* Stored entries *
---

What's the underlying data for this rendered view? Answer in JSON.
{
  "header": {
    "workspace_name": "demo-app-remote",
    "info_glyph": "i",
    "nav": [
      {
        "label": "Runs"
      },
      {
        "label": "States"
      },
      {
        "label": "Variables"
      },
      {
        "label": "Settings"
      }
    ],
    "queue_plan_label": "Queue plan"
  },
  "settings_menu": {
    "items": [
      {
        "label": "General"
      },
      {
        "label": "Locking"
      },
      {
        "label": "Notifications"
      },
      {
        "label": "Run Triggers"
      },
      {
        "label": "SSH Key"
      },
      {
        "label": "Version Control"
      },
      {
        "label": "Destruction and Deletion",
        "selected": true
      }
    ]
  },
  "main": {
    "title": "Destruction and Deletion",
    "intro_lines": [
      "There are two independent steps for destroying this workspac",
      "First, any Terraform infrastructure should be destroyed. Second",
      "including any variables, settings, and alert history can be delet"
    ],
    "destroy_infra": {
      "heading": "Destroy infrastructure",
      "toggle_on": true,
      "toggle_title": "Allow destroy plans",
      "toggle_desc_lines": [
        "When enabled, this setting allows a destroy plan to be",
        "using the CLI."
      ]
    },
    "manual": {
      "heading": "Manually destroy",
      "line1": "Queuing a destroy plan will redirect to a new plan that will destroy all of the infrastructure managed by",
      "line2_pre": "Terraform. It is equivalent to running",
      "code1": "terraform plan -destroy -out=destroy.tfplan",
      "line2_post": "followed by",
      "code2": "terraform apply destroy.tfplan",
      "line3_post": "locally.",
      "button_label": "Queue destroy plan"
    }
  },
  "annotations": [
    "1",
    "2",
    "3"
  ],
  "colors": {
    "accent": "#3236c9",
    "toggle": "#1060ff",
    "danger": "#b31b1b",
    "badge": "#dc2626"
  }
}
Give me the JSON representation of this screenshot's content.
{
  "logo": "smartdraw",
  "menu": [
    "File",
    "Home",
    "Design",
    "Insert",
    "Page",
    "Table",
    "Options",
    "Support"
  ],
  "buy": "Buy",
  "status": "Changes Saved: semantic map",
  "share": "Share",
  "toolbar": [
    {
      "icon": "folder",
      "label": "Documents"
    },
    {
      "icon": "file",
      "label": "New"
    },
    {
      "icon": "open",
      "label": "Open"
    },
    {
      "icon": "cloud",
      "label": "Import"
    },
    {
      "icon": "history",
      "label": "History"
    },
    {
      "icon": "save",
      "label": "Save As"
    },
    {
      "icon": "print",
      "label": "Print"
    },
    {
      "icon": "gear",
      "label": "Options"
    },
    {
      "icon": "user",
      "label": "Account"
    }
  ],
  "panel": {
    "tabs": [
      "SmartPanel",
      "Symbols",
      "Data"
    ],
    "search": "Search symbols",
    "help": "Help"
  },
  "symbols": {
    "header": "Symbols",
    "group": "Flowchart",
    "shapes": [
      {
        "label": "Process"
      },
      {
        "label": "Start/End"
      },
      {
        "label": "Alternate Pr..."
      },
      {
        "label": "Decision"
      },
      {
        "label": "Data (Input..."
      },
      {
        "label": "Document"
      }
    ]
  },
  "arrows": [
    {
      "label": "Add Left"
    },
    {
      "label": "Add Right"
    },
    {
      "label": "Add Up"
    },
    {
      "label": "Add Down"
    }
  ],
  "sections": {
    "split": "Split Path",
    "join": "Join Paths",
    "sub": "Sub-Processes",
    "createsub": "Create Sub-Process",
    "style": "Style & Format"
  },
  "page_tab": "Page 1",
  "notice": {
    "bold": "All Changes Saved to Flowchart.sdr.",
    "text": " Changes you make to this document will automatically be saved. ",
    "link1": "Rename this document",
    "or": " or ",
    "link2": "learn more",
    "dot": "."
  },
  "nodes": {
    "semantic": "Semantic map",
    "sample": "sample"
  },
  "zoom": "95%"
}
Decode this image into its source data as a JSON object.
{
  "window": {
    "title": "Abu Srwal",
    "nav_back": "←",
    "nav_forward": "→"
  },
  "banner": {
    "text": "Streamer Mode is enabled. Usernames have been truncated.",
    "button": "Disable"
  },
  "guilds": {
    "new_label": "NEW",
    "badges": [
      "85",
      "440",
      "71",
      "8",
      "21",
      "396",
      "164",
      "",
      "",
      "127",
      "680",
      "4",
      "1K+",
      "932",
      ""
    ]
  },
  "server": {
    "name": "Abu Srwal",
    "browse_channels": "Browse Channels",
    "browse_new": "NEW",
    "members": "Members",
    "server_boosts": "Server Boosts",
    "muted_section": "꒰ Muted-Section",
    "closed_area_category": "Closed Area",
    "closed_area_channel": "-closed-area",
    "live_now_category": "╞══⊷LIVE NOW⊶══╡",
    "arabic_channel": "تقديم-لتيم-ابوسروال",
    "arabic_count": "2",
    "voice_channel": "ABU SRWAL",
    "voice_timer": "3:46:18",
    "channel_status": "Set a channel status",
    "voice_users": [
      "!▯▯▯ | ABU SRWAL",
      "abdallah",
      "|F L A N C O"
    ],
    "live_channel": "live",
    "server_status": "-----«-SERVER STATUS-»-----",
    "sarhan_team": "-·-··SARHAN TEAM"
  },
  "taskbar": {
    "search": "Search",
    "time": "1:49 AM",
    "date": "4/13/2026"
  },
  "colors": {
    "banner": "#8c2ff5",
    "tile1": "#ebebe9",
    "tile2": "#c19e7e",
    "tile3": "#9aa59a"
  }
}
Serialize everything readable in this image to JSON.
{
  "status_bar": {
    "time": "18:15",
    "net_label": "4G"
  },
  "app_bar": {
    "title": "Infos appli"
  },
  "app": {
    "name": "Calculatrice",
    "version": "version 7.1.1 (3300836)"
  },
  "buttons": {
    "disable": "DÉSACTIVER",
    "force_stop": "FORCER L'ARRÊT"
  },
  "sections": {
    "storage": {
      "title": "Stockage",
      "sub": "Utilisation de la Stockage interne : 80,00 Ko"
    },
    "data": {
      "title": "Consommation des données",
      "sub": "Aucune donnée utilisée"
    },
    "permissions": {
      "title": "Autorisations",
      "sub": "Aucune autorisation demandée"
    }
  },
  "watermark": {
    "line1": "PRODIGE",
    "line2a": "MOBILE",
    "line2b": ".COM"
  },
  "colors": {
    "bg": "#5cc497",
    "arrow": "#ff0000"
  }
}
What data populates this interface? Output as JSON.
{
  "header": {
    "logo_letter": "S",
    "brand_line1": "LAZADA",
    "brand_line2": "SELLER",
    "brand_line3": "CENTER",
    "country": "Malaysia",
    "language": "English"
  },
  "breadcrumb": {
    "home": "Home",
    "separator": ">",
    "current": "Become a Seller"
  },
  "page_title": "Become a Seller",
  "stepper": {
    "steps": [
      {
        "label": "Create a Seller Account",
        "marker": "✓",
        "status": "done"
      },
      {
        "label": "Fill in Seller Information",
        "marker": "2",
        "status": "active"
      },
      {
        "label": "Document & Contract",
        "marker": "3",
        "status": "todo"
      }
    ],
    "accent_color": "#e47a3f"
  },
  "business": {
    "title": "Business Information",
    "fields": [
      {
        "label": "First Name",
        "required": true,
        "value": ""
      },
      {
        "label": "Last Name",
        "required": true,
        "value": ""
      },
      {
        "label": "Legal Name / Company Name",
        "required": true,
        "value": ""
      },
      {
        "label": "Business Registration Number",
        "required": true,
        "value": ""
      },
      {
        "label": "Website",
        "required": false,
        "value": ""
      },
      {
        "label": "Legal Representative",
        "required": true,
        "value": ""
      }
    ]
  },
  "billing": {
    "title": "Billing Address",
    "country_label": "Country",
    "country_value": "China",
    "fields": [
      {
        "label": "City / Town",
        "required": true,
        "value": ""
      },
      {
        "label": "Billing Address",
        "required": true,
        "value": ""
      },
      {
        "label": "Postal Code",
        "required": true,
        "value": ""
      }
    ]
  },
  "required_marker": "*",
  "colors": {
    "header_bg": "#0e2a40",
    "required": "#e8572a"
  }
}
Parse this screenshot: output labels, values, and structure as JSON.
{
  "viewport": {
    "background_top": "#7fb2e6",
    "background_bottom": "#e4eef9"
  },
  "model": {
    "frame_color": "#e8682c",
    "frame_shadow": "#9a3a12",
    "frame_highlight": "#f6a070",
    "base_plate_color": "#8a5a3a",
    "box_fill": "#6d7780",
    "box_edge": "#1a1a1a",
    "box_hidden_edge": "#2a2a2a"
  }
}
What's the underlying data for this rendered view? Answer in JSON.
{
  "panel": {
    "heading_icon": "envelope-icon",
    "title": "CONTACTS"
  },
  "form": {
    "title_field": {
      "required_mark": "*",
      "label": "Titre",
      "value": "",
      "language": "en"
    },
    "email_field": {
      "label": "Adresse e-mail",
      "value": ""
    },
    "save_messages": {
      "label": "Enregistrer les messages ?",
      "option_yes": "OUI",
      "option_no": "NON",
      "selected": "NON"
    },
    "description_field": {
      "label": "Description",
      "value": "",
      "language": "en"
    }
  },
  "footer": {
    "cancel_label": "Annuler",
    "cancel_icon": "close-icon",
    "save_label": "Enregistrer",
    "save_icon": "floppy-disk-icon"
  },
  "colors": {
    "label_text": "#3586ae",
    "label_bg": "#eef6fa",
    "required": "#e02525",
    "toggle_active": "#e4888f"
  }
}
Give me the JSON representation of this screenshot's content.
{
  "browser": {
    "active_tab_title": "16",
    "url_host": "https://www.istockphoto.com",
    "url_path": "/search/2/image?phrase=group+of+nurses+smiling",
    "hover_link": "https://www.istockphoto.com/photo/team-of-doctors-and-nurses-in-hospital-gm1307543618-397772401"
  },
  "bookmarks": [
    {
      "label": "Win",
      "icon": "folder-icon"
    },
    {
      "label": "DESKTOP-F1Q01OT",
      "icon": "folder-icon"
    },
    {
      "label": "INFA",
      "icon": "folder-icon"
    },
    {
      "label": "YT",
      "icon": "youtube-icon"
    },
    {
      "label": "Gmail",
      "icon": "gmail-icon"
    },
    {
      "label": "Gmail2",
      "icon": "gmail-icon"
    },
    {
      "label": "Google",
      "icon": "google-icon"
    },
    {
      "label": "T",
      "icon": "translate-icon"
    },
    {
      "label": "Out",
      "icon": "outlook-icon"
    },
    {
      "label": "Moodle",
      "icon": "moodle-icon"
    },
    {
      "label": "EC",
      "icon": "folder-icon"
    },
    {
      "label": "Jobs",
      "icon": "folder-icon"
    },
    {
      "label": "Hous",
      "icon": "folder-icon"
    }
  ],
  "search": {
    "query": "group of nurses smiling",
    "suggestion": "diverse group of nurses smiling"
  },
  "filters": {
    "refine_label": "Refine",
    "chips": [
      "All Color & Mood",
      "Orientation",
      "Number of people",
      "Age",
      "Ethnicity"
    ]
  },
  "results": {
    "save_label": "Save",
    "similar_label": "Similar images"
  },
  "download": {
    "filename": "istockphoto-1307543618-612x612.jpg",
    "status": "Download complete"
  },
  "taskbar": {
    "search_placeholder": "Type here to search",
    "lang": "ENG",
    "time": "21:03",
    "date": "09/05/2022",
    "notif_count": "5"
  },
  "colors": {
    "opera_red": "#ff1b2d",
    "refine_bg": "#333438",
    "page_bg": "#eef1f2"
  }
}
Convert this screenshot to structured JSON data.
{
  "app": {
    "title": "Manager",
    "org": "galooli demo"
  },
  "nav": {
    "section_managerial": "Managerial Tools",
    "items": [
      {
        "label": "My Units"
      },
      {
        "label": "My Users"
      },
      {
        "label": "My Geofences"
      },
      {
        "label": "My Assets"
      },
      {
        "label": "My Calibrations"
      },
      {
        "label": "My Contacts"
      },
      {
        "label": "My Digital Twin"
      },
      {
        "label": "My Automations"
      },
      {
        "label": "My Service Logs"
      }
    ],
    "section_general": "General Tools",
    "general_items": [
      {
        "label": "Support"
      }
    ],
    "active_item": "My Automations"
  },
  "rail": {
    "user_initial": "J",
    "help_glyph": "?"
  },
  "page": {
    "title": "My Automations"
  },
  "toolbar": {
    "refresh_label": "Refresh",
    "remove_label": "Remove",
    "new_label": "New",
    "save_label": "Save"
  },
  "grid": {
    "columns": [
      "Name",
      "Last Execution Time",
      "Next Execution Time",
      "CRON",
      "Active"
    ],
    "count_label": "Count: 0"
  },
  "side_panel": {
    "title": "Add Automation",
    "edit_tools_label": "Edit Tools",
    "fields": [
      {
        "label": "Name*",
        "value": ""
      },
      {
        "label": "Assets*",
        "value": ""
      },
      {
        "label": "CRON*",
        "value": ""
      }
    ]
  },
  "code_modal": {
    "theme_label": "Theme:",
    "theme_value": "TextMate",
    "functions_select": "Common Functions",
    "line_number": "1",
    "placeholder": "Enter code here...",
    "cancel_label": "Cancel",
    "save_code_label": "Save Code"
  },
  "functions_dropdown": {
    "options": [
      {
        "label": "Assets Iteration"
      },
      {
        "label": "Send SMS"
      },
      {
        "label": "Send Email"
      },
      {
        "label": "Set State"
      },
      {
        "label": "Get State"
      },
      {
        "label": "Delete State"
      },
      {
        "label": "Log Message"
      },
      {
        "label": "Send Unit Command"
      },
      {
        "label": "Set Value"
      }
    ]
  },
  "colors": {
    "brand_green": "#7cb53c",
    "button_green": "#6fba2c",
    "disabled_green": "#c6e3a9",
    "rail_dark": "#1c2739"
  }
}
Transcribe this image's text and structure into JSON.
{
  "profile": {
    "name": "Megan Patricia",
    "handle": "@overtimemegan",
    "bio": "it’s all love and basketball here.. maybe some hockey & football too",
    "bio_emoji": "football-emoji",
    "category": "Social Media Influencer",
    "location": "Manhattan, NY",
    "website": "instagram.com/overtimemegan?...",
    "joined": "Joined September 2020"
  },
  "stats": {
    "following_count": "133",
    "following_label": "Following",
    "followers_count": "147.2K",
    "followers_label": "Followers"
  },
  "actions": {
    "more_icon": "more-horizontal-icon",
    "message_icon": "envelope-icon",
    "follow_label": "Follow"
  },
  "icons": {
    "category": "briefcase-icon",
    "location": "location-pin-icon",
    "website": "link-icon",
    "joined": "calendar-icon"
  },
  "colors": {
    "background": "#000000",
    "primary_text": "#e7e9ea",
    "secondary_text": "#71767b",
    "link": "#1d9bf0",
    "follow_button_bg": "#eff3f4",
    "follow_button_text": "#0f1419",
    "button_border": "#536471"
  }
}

---

Looking at the records above, work out how many lines include the word "Aucune", then give that number by itself.

2